- **WHAT IS ASKED**:
Set out every line bearing the string "روانی".

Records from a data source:
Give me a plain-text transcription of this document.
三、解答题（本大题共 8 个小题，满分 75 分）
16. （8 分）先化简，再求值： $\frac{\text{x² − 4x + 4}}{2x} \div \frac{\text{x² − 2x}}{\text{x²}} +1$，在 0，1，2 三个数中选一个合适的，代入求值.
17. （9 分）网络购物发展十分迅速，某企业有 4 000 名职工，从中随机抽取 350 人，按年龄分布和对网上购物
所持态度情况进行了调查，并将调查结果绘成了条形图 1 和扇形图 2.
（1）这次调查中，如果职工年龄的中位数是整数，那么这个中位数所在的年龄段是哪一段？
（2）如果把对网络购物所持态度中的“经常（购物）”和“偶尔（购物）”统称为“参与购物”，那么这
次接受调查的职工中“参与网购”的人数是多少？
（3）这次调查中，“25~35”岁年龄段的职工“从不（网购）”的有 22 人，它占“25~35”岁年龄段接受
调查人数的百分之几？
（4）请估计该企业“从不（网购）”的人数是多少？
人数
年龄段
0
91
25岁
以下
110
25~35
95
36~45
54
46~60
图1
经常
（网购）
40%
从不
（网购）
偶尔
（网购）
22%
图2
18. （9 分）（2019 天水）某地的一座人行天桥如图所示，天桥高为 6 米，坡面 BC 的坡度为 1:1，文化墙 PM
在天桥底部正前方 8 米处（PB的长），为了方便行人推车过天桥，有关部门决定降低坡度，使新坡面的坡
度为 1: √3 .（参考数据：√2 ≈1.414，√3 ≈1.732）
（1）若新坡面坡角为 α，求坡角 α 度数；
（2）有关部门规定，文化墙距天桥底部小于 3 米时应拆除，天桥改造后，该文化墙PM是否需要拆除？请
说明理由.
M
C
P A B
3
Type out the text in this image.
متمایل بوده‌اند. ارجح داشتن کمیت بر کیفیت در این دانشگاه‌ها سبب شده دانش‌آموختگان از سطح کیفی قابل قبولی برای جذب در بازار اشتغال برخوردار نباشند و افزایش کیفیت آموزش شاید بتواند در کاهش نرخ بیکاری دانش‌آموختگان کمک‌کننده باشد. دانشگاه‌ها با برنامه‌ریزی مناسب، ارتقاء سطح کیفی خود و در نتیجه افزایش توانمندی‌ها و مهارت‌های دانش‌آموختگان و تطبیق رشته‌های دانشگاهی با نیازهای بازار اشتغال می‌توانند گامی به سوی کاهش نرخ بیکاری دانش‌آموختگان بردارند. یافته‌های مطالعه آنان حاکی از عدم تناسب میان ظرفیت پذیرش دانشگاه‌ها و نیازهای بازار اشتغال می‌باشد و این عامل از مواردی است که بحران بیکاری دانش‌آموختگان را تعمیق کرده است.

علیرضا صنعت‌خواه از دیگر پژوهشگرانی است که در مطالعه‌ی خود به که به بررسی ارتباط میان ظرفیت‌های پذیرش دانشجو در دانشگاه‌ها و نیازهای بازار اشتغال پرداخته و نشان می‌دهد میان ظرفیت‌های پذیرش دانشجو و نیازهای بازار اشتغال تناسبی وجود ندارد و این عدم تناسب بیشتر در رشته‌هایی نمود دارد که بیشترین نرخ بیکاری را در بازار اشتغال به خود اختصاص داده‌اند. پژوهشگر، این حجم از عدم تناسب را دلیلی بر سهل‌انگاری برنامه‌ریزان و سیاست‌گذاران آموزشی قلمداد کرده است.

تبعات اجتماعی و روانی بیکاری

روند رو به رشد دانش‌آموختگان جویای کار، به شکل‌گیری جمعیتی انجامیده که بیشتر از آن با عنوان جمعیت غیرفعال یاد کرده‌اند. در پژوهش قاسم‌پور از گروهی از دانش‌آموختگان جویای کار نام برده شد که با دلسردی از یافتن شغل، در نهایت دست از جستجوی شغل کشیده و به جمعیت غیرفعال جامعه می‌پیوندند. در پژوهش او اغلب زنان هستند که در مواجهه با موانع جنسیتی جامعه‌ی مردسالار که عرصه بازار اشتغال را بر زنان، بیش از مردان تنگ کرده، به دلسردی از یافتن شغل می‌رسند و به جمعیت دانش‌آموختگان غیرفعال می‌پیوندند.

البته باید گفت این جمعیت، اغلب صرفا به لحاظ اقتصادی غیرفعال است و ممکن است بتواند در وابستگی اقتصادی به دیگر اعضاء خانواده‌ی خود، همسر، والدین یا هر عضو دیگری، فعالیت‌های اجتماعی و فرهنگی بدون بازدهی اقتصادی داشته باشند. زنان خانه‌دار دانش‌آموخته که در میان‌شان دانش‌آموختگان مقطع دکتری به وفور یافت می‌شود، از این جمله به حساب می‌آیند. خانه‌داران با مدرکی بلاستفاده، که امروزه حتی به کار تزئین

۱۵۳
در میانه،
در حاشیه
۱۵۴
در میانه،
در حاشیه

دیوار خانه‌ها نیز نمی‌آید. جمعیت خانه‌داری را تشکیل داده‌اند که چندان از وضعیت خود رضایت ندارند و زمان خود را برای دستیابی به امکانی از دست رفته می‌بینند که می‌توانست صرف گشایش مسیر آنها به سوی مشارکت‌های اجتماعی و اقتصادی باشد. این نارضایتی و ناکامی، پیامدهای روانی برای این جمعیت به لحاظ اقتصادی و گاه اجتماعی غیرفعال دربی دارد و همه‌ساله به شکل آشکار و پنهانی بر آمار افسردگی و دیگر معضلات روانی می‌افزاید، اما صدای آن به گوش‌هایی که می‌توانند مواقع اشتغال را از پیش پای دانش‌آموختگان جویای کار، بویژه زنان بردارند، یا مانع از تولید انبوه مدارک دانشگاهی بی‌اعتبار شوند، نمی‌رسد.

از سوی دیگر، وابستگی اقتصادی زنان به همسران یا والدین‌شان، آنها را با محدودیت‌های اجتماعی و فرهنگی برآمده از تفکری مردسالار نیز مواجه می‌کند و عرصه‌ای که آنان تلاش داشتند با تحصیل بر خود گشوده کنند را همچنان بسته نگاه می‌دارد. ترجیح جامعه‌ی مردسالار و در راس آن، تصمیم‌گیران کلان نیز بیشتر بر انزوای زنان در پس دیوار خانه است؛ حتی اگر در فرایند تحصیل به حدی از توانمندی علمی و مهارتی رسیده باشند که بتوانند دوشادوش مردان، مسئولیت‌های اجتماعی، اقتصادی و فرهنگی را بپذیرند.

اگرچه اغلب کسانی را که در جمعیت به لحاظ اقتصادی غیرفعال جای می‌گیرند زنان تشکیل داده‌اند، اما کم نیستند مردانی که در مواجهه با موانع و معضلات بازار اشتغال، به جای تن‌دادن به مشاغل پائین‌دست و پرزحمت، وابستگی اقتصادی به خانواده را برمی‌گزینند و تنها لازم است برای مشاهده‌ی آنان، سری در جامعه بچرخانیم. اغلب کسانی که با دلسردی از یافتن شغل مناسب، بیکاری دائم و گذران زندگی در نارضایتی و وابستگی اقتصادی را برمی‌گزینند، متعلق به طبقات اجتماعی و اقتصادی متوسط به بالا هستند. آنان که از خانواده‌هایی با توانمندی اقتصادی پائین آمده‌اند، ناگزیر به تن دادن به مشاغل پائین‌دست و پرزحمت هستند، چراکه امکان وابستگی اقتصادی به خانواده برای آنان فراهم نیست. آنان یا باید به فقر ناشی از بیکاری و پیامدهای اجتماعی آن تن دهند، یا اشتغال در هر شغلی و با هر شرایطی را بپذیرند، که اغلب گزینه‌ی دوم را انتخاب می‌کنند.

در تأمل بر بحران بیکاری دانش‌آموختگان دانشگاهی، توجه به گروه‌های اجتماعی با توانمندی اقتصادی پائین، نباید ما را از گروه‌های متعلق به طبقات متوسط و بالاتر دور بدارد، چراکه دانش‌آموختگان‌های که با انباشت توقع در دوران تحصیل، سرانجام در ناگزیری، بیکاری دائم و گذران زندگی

- **ANSWER TO THE PROBLEM**:
تبعات اجتماعی و روانی بیکاری
دیوار خانه‌ها نیز نمی‌آید. جمعیت خانه‌داری را تشکیل داده‌اند که چندان از وضعیت خود رضایت ندارند و زمان خود را برای دستیابی به امکانی از دست رفته می‌بینند که می‌توانست صرف گشایش مسیر آنها به سوی مشارکت‌های اجتماعی و اقتصادی باشد. این نارضایتی و ناکامی، پیامدهای روانی برای این جمعیت به لحاظ اقتصادی و گاه اجتماعی غیرفعال دربی دارد و همه‌ساله به شکل آشکار و پنهانی بر آمار افسردگی و دیگر معضلات روانی می‌افزاید، اما صدای آن به گوش‌هایی که می‌توانند مواقع اشتغال را از پیش پای دانش‌آموختگان جویای کار، بویژه زنان بردارند، یا مانع از تولید انبوه مدارک دانشگاهی بی‌اعتبار شوند، نمی‌رسد.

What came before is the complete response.